## WHAT THE TASK ASKS
From the text below on ChEMBL database search options, list every type of structure search that can be selected from the dedicated menu.

## PROVIDED TEXT
== == ==
Structure search options: For running a structure search as part of the ChEMBL database search one can either specify (draw, paste or drag&drop) a structure in the Structure field of the dialog or you may select one or more structure in a DataWarrior window before opening the ChEMBL search dialog. The type of structure search can be selected from a dedicated menu among sub-structure, exact match, non-stereo specific match, tautomer match and structure similarity, which would activate a slider to define the similarity limit. If some structures were pre-selected and the option any selected structure is chosen, then a database compound is considered a hit, if its structure matches any of the selected structures.

Pubmed-ID(s) or DOI(s): Here one can specify one of multiple source papers separated by comma, semicolon or space. For most papers the ChEMBL database contains Pubmed-IDs, while the DOI is often missing. Thus, searching for Pubmed-IDs is much more likely to yield useful results than searching for DOIs.
== == ==
## SUPPLIED ENTRIES
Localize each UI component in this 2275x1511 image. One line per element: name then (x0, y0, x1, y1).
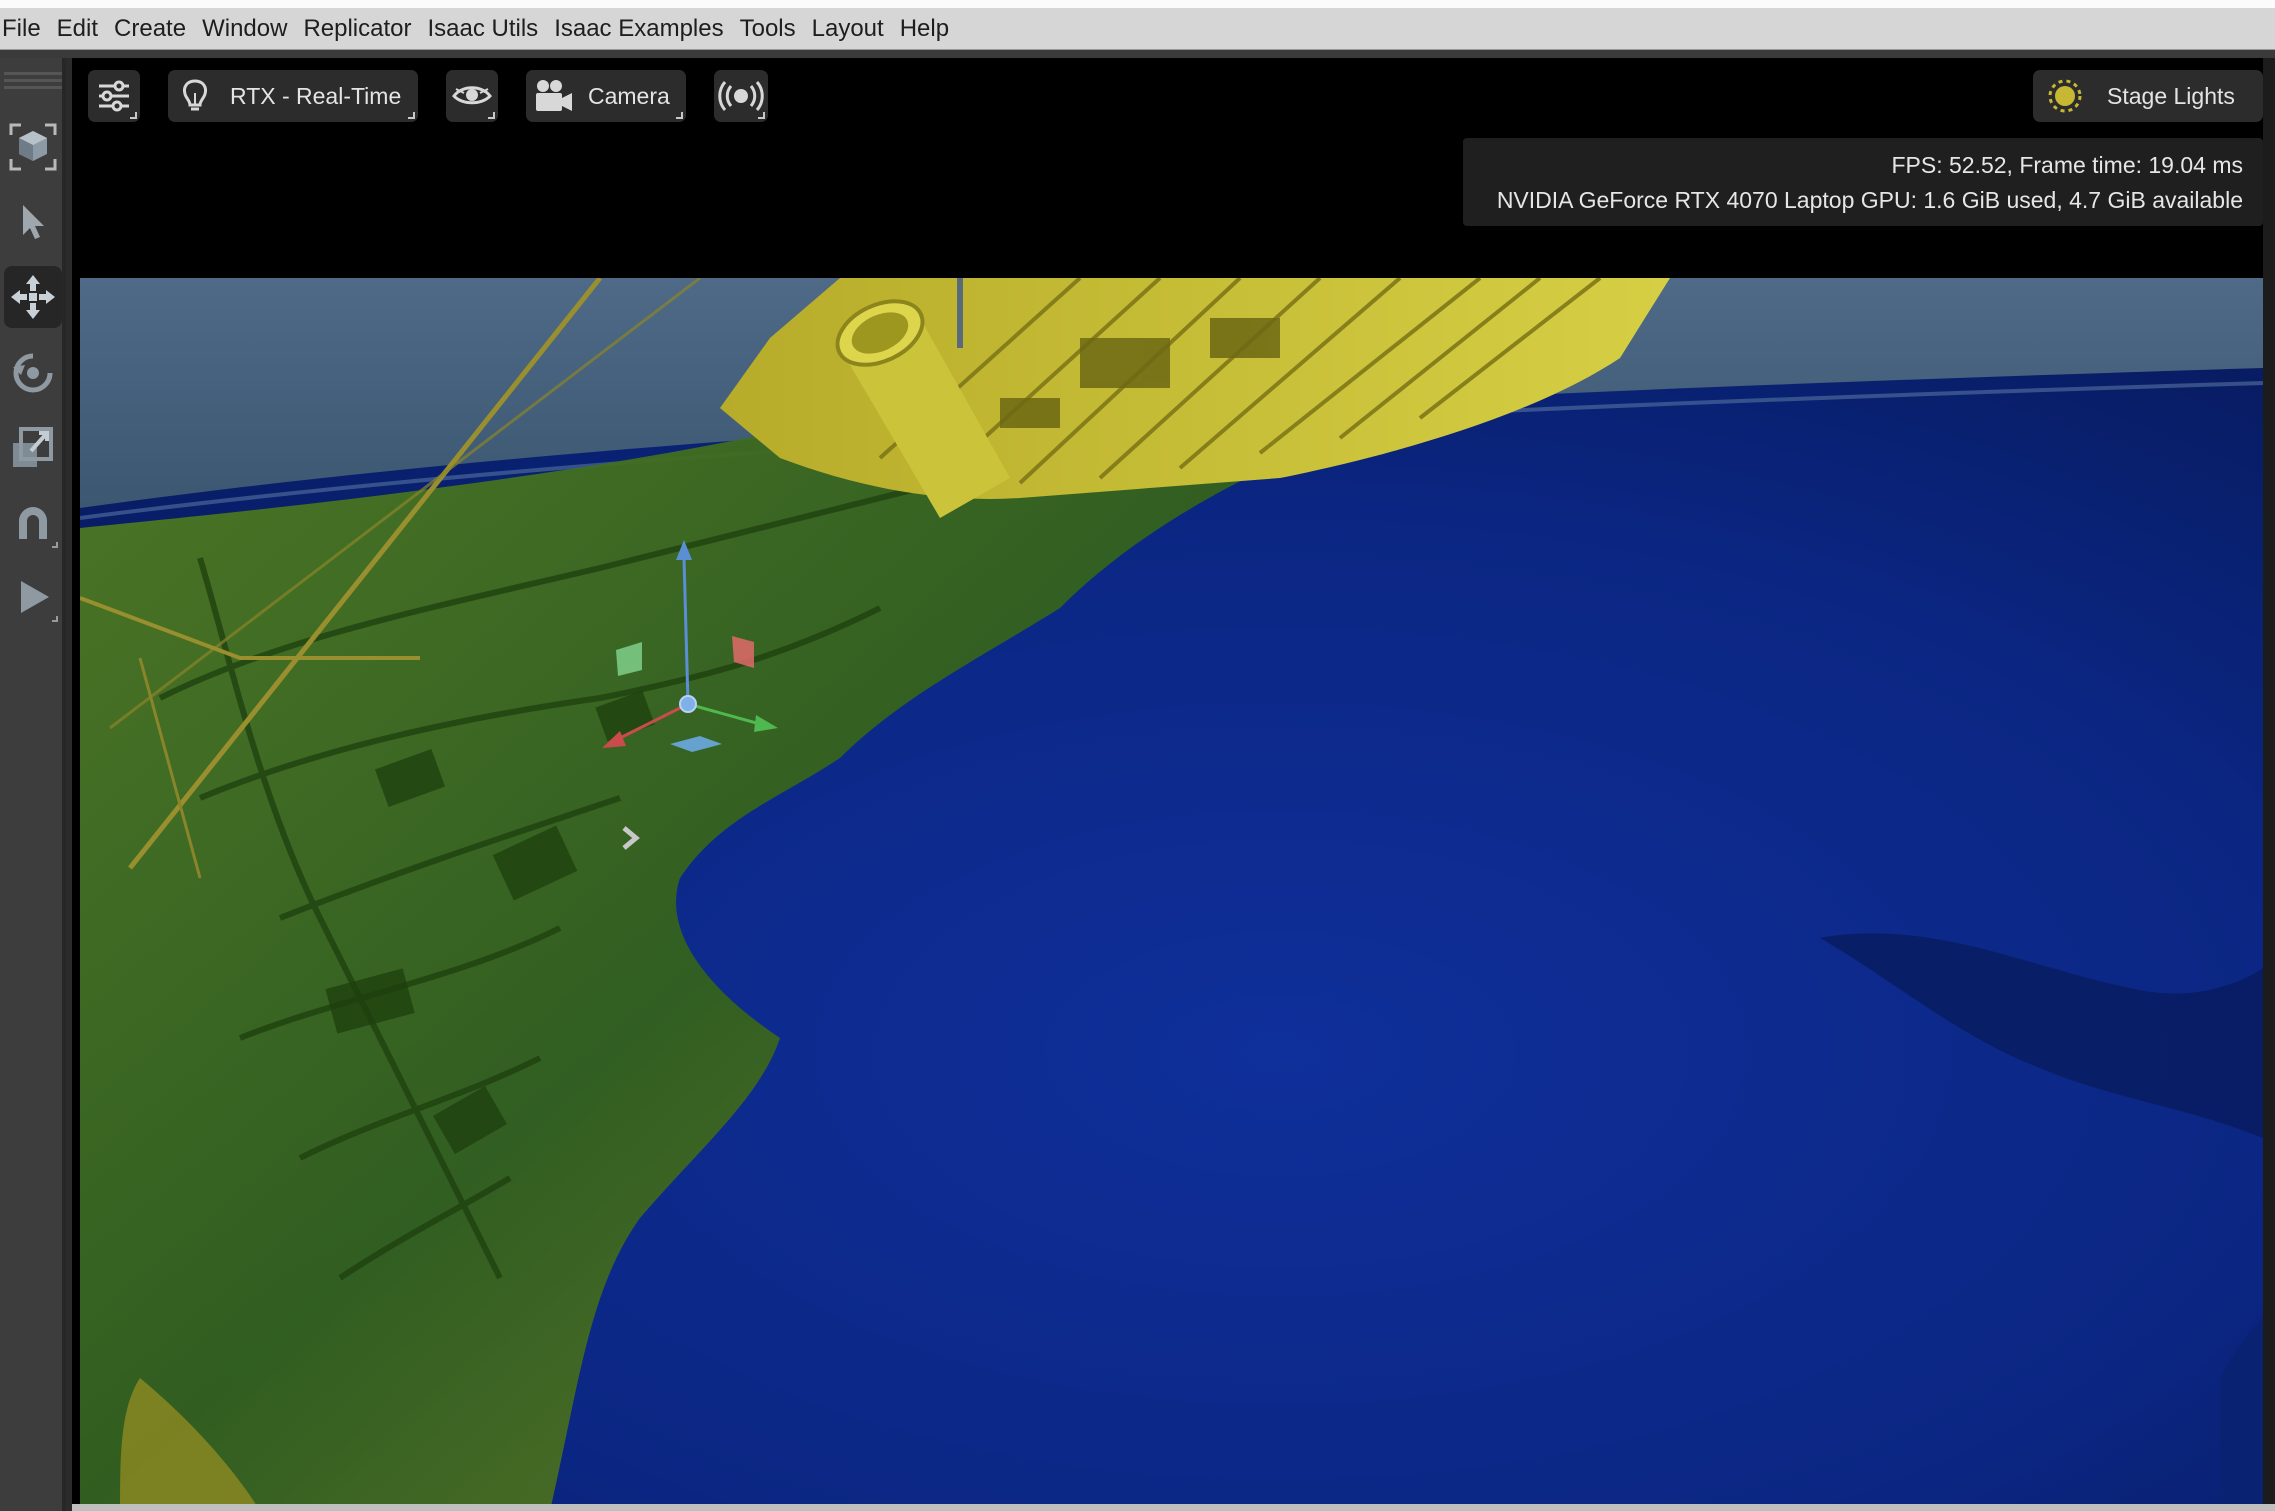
perspective-cube-icon[interactable] (4, 116, 62, 178)
viewport-settings-button[interactable] (88, 70, 140, 122)
menu-file[interactable]: File (0, 8, 49, 50)
menu-replicator[interactable]: Replicator (295, 8, 419, 50)
fps-readout: FPS: 52.52, Frame time: 19.04 ms (1891, 152, 2243, 178)
sensor-button[interactable] (714, 70, 768, 122)
move-icon[interactable] (4, 266, 62, 328)
menu-divider (0, 50, 2275, 58)
viewport-right-border (2263, 58, 2275, 1511)
scene-render[interactable] (80, 278, 2263, 1511)
menu-help[interactable]: Help (892, 8, 957, 50)
sliders-icon (99, 80, 129, 112)
stage-lights-button[interactable]: Stage Lights (2033, 70, 2263, 122)
rotate-icon[interactable] (4, 342, 62, 404)
visibility-button[interactable] (446, 70, 498, 122)
viewport-bottom-border (72, 1504, 2275, 1511)
play-icon[interactable] (4, 566, 62, 628)
viewport[interactable]: RTX - Real-Time Camera Stage Lights FPS:… (72, 58, 2275, 1511)
camera-label: Camera (588, 82, 670, 109)
select-arrow-icon[interactable] (4, 192, 62, 254)
snap-magnet-icon[interactable] (4, 492, 62, 554)
tool-bar (0, 58, 66, 1511)
renderer-label: RTX - Real-Time (230, 82, 402, 109)
menu-window[interactable]: Window (194, 8, 295, 50)
eye-icon (452, 86, 492, 105)
stage-lights-label: Stage Lights (2107, 82, 2235, 109)
camera-icon (536, 80, 572, 111)
sun-icon (2048, 79, 2082, 113)
menu-edit[interactable]: Edit (49, 8, 106, 50)
scale-icon[interactable] (4, 416, 62, 478)
camera-button[interactable]: Camera (526, 70, 686, 122)
gpu-memory-readout: NVIDIA GeForce RTX 4070 Laptop GPU: 1.6 … (1496, 187, 2243, 213)
menu-isaac-utils[interactable]: Isaac Utils (419, 8, 546, 50)
lightbulb-icon (183, 79, 207, 111)
menu-bar: File Edit Create Window Replicator Isaac… (0, 8, 2275, 50)
menu-create[interactable]: Create (106, 8, 194, 50)
toolbar-grip-handle[interactable] (4, 72, 62, 94)
menu-tools[interactable]: Tools (732, 8, 804, 50)
menu-layout[interactable]: Layout (804, 8, 892, 50)
broadcast-icon (718, 81, 764, 111)
renderer-button[interactable]: RTX - Real-Time (168, 70, 418, 122)
menu-isaac-examples[interactable]: Isaac Examples (546, 8, 731, 50)
stats-overlay: FPS: 52.52, Frame time: 19.04 ms NVIDIA … (1463, 138, 2263, 226)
== == ==
## COMPLETE ANSWER
- sub-structure
- exact match
- non-stereo specific match
- tautomer match
- structure similarity